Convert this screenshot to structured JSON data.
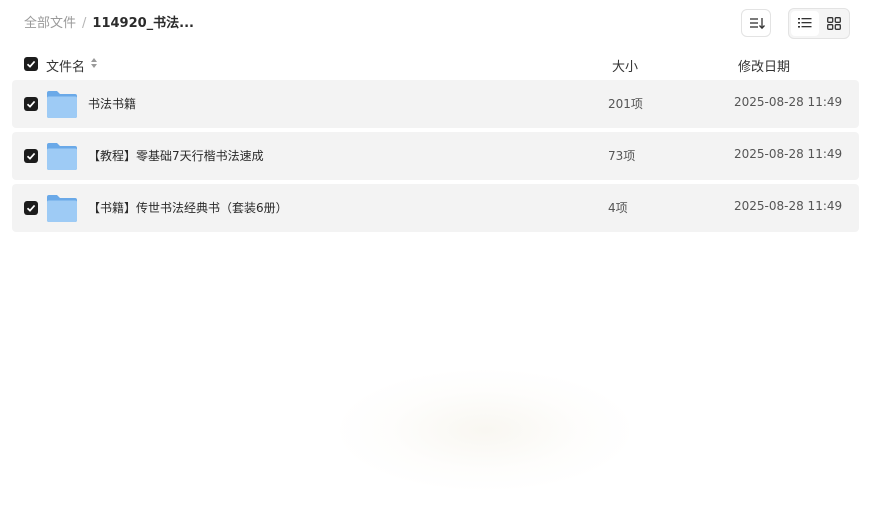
{
  "breadcrumb": {
    "root": "全部文件",
    "separator": "/",
    "current": "114920_书法..."
  },
  "toolbar": {
    "sort_icon": "sort-descending-icon",
    "view_list_icon": "list-view-icon",
    "view_grid_icon": "grid-view-icon",
    "active_view": "list"
  },
  "table": {
    "columns": {
      "name": "文件名",
      "size": "大小",
      "date": "修改日期"
    },
    "rows": [
      {
        "name": "书法书籍",
        "size": "201项",
        "date": "2025-08-28 11:49",
        "checked": true,
        "icon": "folder-icon"
      },
      {
        "name": "【教程】零基础7天行楷书法速成",
        "size": "73项",
        "date": "2025-08-28 11:49",
        "checked": true,
        "icon": "folder-icon"
      },
      {
        "name": "【书籍】传世书法经典书（套装6册）",
        "size": "4项",
        "date": "2025-08-28 11:49",
        "checked": true,
        "icon": "folder-icon"
      }
    ]
  },
  "colors": {
    "row_background": "#f3f3f3",
    "checkbox": "#1c1c1c",
    "folder_light": "#9ecbf5",
    "folder_dark": "#6aa9e8"
  }
}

Objective: Every line of the data should be copied as it stands, without the images.

Solved exercise:
Convert this screenshot to structured JSON data.
{
  "breadcrumb": {
    "root": "全部文件",
    "separator": "/",
    "current": "114920_书法..."
  },
  "toolbar": {
    "sort_icon": "sort-descending-icon",
    "view_list_icon": "list-view-icon",
    "view_grid_icon": "grid-view-icon",
    "active_view": "list"
  },
  "table": {
    "columns": {
      "name": "文件名",
      "size": "大小",
      "date": "修改日期"
    },
    "rows": [
      {
        "name": "书法书籍",
        "size": "201项",
        "date": "2025-08-28 11:49",
        "checked": true,
        "icon": "folder-icon"
      },
      {
        "name": "【教程】零基础7天行楷书法速成",
        "size": "73项",
        "date": "2025-08-28 11:49",
        "checked": true,
        "icon": "folder-icon"
      },
      {
        "name": "【书籍】传世书法经典书（套装6册）",
        "size": "4项",
        "date": "2025-08-28 11:49",
        "checked": true,
        "icon": "folder-icon"
      }
    ]
  },
  "colors": {
    "row_background": "#f3f3f3",
    "checkbox": "#1c1c1c",
    "folder_light": "#9ecbf5",
    "folder_dark": "#6aa9e8"
  }
}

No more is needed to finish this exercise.